Written instruction:
State how many lines of the entries hold the string "wird", and nothing more.
■ ■ ■ ■
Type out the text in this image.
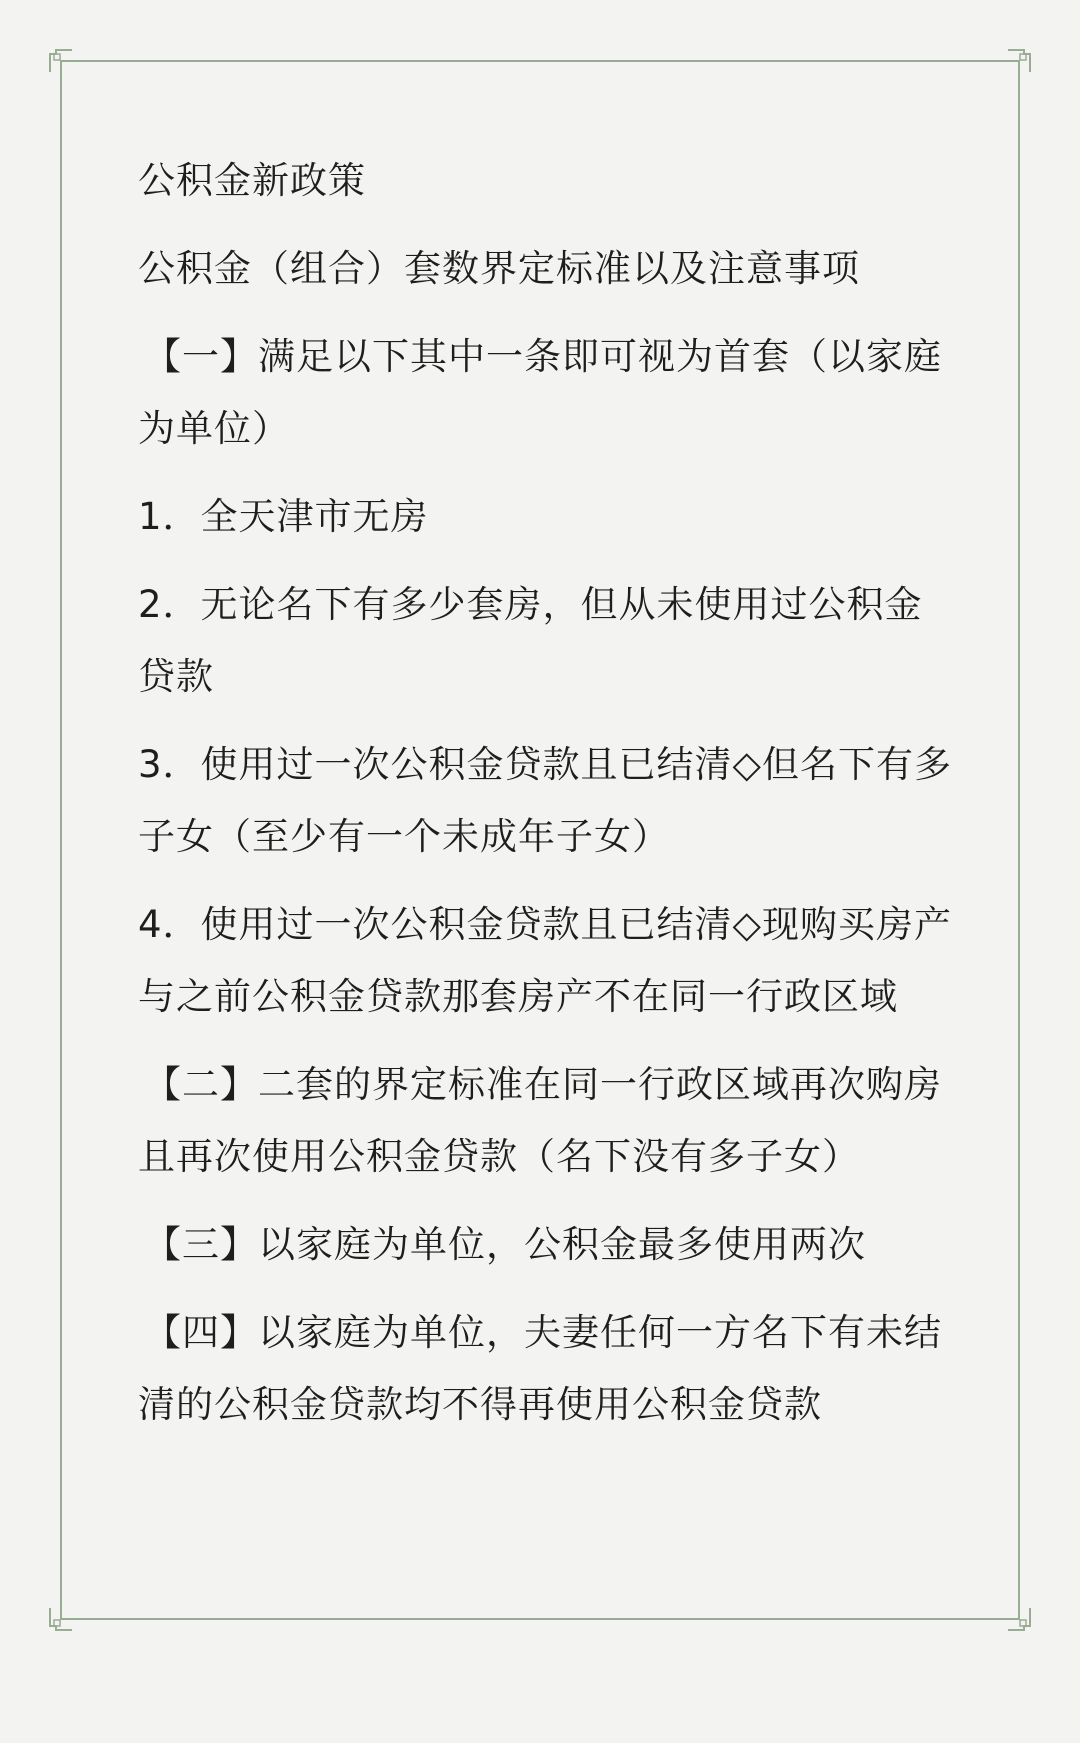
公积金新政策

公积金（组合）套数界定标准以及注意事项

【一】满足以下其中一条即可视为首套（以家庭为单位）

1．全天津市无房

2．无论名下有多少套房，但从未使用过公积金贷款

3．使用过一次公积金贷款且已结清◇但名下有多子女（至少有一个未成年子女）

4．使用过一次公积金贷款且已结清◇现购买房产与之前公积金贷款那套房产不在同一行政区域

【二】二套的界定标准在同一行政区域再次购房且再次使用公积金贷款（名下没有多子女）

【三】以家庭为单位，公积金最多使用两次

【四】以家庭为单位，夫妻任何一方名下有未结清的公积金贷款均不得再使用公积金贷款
■ ■ ■ ■
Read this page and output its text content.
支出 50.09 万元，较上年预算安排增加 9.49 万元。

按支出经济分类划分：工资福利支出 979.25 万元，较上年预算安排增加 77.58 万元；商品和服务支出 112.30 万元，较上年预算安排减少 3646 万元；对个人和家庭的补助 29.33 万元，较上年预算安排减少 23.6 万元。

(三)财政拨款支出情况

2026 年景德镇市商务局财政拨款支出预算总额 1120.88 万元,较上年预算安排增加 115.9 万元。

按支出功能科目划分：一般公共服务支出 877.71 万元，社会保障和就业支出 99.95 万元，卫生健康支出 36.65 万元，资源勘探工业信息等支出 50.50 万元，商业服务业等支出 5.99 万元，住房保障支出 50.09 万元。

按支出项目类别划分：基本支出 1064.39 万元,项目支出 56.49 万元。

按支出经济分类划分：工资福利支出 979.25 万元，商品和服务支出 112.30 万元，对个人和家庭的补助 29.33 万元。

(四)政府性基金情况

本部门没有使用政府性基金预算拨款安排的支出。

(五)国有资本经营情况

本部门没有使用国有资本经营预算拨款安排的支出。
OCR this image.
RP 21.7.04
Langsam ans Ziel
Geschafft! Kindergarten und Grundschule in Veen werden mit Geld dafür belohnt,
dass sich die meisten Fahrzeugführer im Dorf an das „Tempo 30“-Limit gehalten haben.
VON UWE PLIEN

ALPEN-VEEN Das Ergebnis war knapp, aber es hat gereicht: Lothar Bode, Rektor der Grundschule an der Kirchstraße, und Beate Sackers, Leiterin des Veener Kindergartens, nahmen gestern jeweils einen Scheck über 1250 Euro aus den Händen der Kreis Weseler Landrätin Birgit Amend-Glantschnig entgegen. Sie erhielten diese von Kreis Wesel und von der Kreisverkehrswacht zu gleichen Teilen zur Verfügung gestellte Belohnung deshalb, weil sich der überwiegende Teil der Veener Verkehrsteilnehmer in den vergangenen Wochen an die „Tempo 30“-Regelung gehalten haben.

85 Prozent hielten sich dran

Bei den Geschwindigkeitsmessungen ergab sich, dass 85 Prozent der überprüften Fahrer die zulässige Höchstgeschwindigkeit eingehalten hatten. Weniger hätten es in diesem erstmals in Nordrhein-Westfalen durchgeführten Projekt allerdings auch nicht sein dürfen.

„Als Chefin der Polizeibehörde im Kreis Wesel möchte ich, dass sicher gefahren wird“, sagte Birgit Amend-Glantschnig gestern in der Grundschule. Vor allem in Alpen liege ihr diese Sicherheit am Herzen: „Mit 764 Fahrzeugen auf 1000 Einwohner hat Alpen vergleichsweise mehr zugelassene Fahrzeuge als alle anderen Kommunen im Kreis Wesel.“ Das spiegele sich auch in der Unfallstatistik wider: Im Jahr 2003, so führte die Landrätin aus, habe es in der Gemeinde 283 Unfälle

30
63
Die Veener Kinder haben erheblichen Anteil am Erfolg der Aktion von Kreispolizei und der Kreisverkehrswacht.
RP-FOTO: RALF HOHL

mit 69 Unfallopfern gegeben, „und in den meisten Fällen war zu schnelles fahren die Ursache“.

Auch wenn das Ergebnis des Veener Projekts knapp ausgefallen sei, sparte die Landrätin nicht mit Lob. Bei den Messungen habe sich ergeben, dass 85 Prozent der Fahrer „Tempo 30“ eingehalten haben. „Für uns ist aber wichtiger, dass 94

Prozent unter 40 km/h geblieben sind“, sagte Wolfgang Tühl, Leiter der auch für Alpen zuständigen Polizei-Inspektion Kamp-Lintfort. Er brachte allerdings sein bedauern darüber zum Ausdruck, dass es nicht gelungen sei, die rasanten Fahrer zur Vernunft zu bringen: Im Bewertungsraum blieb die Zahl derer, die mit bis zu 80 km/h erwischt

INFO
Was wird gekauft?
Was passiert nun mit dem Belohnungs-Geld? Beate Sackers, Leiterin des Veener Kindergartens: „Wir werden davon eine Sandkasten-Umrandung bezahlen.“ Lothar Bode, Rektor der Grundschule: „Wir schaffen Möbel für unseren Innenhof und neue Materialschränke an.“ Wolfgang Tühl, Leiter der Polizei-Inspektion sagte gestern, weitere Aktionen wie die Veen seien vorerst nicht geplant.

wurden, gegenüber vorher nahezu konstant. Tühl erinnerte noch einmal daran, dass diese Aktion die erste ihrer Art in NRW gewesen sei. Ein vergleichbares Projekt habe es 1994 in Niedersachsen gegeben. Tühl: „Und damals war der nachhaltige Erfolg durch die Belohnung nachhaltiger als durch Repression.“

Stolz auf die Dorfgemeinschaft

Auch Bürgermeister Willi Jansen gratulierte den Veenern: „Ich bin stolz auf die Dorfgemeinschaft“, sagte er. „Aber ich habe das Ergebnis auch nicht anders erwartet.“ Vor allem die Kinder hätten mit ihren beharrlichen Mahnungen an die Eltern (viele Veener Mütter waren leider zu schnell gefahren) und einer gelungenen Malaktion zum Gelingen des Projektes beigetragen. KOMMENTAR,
■ ■ ■ ■
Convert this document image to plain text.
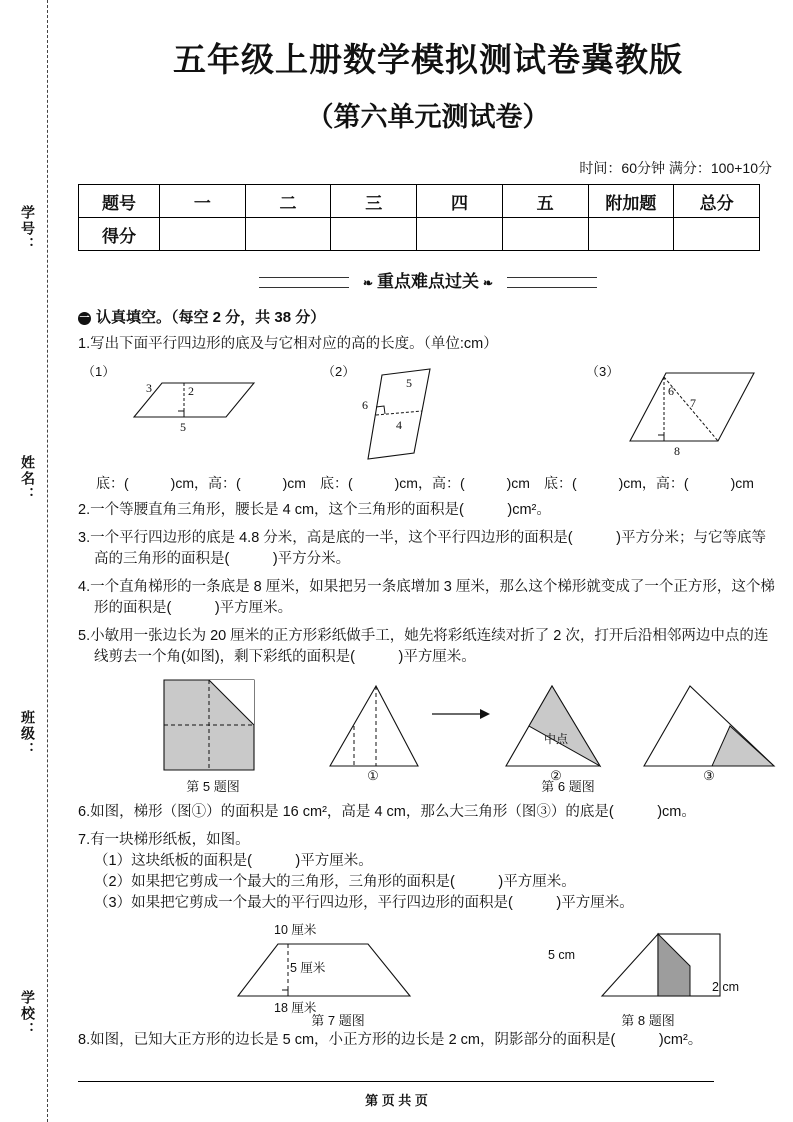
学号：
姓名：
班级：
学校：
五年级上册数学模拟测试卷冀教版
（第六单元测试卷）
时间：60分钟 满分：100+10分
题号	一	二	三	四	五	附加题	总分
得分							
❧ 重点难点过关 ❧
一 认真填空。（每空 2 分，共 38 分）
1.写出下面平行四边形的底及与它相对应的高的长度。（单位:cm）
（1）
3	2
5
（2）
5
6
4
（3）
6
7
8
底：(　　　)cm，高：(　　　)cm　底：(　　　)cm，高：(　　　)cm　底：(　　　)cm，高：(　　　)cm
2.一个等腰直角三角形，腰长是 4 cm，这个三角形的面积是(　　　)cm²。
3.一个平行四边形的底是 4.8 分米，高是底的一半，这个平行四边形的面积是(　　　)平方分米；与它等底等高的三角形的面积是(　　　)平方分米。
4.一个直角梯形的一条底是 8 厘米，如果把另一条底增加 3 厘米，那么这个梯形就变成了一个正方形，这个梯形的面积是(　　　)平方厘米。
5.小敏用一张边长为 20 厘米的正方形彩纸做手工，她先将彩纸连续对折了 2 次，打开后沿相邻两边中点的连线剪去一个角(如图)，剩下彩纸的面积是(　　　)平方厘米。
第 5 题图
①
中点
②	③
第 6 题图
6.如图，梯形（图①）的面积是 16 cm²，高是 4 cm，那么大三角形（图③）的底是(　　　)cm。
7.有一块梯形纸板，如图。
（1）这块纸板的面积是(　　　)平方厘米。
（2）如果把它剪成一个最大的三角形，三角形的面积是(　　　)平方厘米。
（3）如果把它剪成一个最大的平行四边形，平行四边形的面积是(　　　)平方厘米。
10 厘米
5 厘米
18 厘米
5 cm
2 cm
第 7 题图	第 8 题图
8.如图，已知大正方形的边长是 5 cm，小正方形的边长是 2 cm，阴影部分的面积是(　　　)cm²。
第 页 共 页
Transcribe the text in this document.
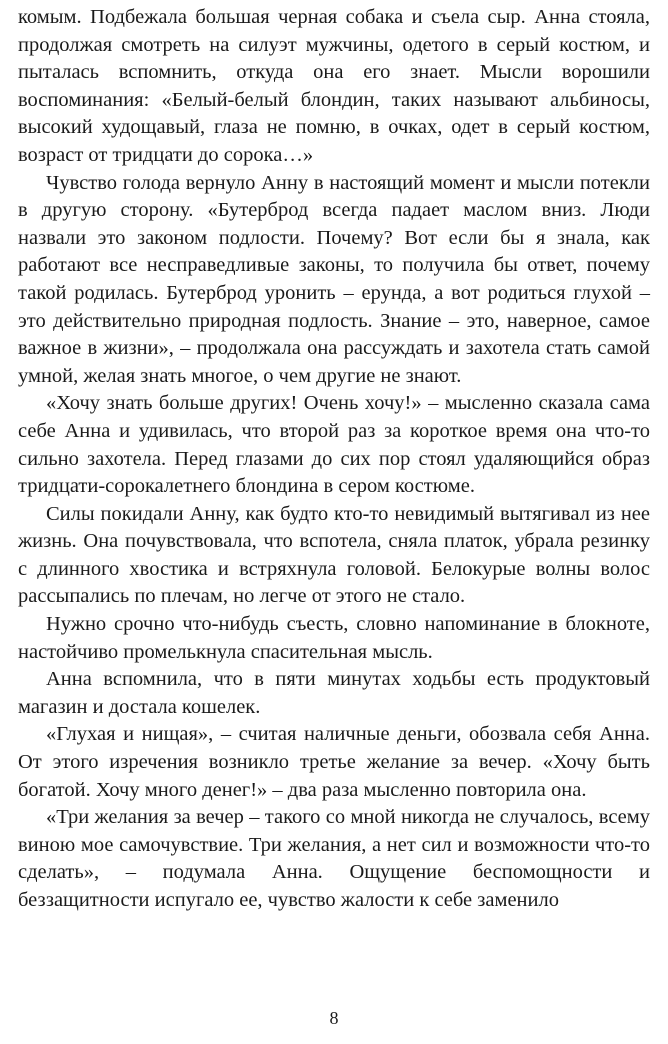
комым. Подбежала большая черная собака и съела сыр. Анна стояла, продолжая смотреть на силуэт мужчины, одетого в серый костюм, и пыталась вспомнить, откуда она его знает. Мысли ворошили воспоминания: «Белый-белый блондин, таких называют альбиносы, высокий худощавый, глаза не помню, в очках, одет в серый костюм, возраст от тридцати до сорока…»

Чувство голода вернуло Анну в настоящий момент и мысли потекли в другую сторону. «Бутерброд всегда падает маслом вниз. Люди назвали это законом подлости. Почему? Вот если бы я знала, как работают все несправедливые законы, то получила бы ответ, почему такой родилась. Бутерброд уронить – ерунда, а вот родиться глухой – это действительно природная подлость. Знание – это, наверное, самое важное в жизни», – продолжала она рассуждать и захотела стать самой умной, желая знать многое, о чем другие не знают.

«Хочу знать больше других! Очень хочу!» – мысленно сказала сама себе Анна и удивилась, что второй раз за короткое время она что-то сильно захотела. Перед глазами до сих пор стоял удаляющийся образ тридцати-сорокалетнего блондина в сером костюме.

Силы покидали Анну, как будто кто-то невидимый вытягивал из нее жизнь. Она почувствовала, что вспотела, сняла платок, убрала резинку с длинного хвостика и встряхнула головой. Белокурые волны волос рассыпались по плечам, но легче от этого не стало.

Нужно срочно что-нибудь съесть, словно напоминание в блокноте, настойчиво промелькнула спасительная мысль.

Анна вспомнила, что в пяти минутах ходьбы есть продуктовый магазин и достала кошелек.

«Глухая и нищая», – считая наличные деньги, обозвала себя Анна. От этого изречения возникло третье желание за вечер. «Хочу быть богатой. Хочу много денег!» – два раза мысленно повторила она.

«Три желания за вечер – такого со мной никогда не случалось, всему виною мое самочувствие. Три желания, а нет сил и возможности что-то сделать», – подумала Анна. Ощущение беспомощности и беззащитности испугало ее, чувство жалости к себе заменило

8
■ ■ ■ ■
Complete answer:
2